Dataset rows
########
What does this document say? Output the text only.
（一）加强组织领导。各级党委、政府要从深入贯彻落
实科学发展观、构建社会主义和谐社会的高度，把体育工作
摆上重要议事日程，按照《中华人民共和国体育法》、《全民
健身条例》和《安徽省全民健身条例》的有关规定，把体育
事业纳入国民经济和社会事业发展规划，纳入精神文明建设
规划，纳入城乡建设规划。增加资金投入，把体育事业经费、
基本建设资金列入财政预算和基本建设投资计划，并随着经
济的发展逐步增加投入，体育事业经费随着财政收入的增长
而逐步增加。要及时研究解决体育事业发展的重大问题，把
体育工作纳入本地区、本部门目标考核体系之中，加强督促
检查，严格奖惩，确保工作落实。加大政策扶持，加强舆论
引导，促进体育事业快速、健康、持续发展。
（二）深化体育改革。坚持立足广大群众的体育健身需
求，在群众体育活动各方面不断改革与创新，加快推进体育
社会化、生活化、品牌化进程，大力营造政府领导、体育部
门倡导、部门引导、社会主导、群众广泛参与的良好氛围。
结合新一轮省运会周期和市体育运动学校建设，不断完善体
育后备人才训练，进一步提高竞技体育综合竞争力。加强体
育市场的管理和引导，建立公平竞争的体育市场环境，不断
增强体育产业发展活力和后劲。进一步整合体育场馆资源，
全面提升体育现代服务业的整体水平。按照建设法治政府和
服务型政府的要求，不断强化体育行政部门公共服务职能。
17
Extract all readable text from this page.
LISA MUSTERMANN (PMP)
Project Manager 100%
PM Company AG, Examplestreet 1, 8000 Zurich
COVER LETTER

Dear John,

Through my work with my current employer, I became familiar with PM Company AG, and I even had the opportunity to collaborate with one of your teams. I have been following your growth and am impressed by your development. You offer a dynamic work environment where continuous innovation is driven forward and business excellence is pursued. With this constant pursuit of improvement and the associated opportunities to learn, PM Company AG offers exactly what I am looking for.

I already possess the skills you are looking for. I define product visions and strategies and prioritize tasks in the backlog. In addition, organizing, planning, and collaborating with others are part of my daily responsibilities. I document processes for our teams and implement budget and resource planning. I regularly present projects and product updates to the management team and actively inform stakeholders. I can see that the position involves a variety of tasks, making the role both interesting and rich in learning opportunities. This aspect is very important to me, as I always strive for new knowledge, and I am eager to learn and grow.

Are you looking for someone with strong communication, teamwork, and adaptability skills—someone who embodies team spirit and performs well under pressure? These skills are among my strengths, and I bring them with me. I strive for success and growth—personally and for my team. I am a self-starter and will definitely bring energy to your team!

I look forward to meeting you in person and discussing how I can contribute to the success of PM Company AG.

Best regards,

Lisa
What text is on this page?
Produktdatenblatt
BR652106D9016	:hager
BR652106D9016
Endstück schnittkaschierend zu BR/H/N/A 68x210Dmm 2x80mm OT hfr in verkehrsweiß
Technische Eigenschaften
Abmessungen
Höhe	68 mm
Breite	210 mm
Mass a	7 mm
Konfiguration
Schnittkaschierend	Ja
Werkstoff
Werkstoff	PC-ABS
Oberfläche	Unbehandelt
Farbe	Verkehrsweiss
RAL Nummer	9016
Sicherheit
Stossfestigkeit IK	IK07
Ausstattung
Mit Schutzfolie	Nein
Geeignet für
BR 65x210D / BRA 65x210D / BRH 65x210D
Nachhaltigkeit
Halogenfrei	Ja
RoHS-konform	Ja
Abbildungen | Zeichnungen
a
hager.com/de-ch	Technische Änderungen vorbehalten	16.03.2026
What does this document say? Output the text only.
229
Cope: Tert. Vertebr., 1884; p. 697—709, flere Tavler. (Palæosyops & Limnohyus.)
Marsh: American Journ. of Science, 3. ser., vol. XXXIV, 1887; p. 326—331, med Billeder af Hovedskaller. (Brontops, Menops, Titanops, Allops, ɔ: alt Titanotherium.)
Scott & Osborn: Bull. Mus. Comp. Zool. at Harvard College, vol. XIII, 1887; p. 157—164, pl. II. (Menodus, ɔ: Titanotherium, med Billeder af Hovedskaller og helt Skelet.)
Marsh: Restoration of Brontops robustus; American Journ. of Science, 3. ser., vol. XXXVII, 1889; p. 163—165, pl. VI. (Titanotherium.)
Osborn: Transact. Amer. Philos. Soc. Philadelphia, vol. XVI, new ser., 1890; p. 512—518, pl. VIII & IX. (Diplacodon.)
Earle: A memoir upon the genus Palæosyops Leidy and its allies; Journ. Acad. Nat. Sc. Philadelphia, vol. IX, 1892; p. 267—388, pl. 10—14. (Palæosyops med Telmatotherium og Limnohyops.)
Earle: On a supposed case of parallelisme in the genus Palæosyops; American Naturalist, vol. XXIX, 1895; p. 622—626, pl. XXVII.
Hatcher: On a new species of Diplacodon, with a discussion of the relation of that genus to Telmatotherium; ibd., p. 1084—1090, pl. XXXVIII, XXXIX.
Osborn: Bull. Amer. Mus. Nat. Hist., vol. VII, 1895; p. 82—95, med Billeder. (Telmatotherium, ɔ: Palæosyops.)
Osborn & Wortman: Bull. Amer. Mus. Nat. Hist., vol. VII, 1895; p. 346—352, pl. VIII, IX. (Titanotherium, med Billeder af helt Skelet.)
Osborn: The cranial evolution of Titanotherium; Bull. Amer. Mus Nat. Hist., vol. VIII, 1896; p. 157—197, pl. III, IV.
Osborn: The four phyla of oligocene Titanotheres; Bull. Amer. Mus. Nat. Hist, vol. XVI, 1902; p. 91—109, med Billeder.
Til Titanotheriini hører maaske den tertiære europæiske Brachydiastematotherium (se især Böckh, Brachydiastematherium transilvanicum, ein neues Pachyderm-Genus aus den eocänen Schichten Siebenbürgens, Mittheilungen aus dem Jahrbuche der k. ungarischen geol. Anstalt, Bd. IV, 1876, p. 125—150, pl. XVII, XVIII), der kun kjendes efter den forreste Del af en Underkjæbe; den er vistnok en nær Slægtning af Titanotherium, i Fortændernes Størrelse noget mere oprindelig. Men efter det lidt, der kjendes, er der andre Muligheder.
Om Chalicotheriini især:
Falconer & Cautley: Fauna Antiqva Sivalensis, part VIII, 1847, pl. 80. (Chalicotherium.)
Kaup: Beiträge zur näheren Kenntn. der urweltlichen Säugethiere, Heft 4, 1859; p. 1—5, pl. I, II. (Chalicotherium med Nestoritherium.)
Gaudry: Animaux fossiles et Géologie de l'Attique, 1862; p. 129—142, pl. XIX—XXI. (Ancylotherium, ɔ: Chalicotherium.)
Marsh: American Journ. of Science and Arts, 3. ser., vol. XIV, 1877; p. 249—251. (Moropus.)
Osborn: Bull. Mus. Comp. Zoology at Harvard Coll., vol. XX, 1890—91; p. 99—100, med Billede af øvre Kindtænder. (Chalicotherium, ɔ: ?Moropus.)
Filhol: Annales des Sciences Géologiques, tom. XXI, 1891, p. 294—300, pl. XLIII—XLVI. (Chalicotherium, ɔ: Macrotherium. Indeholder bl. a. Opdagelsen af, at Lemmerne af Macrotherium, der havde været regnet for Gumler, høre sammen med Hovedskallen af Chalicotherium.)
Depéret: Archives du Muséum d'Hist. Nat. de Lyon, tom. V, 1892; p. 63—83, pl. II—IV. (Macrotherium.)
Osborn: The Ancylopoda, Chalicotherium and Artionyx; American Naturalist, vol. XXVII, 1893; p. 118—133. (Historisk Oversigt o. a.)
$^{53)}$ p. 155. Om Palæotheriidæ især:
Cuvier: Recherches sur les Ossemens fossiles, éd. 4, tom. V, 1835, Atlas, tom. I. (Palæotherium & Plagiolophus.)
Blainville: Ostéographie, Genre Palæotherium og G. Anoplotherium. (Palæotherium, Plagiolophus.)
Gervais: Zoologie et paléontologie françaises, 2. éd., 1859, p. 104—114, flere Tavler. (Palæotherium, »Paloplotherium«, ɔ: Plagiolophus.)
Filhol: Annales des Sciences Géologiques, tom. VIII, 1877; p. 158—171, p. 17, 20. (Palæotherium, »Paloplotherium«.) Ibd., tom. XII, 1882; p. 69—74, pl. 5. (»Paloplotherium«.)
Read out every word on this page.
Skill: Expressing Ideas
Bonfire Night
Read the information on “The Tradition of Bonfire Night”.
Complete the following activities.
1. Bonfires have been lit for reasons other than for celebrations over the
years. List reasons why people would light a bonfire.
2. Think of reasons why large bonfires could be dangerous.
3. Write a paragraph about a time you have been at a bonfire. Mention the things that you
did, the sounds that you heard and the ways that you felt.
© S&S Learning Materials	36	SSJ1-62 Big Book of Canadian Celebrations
########
→ What this task involves: Where does the word "Earle" appear? Return each line that holds it.

→ Finished answer:
Earle: A memoir upon the genus Palæosyops Leidy and its allies; Journ. Acad. Nat. Sc. Philadelphia, vol. IX, 1892; p. 267—388, pl. 10—14. (Palæosyops med Telmatotherium og Limnohyops.)
Earle: On a supposed case of parallelisme in the genus Palæosyops; American Naturalist, vol. XXIX, 1895; p. 622—626, pl. XXVII.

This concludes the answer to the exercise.